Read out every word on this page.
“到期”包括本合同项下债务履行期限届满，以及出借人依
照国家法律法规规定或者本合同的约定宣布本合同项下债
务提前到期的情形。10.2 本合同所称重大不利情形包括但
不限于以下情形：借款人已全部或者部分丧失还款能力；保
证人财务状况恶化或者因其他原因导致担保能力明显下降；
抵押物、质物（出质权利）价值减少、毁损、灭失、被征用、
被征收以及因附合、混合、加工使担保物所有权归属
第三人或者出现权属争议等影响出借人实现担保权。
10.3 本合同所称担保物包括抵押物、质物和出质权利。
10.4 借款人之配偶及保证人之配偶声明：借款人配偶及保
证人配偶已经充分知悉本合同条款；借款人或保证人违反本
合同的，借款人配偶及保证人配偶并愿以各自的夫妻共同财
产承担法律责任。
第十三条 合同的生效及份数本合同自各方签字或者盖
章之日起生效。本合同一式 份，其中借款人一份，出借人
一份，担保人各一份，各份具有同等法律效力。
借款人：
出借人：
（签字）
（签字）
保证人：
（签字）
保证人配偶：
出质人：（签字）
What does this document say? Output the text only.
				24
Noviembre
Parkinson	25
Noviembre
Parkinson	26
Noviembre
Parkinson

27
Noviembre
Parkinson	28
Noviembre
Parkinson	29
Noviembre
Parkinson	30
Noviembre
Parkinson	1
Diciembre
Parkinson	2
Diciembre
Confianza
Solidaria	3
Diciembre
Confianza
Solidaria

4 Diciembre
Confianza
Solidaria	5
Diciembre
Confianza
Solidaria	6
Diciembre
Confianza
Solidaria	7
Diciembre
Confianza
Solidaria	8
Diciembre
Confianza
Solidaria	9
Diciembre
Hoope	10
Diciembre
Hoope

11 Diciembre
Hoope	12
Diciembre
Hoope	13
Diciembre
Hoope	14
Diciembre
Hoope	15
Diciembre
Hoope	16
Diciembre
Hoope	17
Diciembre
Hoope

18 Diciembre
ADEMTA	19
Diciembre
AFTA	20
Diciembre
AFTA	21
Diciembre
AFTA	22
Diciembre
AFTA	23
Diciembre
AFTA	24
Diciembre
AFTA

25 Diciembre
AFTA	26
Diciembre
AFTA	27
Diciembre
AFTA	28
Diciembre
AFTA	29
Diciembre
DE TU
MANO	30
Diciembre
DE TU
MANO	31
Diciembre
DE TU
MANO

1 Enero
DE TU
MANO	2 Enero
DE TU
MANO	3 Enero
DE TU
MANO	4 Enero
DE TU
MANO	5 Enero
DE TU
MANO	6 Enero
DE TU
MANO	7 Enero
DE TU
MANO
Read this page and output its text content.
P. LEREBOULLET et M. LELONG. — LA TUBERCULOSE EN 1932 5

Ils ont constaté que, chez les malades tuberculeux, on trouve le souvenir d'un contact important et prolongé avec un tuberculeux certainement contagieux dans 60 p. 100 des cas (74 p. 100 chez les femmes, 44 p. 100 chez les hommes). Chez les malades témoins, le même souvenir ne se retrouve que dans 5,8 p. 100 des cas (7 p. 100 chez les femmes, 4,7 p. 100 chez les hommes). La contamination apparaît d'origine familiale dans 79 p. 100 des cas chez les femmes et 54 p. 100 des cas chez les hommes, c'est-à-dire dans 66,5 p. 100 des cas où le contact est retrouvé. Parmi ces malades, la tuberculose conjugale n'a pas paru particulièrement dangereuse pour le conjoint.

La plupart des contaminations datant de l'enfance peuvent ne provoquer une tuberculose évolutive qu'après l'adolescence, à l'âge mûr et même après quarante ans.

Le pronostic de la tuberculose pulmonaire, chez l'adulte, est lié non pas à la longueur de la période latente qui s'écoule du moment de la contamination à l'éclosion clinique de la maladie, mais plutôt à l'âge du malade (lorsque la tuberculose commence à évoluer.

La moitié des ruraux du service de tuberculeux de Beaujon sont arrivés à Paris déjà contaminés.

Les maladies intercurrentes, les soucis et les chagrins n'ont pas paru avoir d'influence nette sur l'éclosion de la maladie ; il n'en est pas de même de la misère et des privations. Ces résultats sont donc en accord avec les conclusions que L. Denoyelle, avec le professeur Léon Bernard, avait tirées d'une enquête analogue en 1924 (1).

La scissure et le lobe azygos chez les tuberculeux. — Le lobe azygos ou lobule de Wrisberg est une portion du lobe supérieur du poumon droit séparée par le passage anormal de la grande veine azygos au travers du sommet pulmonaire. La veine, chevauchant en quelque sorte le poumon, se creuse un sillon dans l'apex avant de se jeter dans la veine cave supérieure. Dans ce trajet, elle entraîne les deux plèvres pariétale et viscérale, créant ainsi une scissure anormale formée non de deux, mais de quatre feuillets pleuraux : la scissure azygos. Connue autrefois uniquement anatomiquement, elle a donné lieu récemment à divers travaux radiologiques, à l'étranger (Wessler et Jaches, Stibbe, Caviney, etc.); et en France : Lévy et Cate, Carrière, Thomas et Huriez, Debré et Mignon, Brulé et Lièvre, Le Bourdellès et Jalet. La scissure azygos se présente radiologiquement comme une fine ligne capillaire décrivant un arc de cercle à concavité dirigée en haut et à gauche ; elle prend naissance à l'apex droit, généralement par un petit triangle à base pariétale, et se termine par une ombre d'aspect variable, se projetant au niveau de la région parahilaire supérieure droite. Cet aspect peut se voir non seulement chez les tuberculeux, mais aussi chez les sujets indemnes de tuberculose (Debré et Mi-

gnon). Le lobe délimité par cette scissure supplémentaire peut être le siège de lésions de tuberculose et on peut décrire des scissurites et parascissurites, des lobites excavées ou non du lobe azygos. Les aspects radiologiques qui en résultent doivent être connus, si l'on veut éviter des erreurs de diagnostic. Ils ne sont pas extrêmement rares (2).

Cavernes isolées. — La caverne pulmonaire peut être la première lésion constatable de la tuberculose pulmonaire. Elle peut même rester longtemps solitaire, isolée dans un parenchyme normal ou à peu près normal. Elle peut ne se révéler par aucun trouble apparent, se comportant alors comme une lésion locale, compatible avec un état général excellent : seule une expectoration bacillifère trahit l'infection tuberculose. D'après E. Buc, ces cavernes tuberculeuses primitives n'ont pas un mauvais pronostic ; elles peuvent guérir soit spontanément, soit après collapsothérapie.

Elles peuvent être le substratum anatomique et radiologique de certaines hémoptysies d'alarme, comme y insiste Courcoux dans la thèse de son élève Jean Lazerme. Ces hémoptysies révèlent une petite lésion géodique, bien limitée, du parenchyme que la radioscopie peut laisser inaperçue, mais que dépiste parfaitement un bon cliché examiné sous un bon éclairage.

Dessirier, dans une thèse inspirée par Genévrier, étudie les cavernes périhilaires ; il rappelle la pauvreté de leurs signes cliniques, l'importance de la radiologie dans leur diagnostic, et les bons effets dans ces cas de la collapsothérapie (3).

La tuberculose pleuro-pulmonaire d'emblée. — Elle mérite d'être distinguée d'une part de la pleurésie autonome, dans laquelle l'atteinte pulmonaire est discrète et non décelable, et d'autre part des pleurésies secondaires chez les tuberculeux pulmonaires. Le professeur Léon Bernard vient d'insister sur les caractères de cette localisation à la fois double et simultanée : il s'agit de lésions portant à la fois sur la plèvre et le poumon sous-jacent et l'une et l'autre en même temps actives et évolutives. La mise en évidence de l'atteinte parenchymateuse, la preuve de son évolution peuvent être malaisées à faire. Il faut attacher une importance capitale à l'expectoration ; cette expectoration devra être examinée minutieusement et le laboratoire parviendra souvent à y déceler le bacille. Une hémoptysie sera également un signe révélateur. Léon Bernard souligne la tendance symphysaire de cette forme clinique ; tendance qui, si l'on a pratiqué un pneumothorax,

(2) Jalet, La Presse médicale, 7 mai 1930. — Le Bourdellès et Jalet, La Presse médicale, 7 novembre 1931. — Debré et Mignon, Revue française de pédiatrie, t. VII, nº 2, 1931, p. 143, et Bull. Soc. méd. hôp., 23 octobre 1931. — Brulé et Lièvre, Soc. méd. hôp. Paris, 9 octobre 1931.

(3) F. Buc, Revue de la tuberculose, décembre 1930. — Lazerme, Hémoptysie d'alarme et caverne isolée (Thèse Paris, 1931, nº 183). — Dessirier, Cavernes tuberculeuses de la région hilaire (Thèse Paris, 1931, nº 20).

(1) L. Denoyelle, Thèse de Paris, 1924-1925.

━━━━━━━━━━━━━━━━━━━━

Scan the material above for the word "AFTA". Copy each line where it occurs.

AFTA	20
AFTA	21
AFTA	22
AFTA	23
AFTA	24
AFTA
AFTA	26
AFTA	27
AFTA	28
AFTA	29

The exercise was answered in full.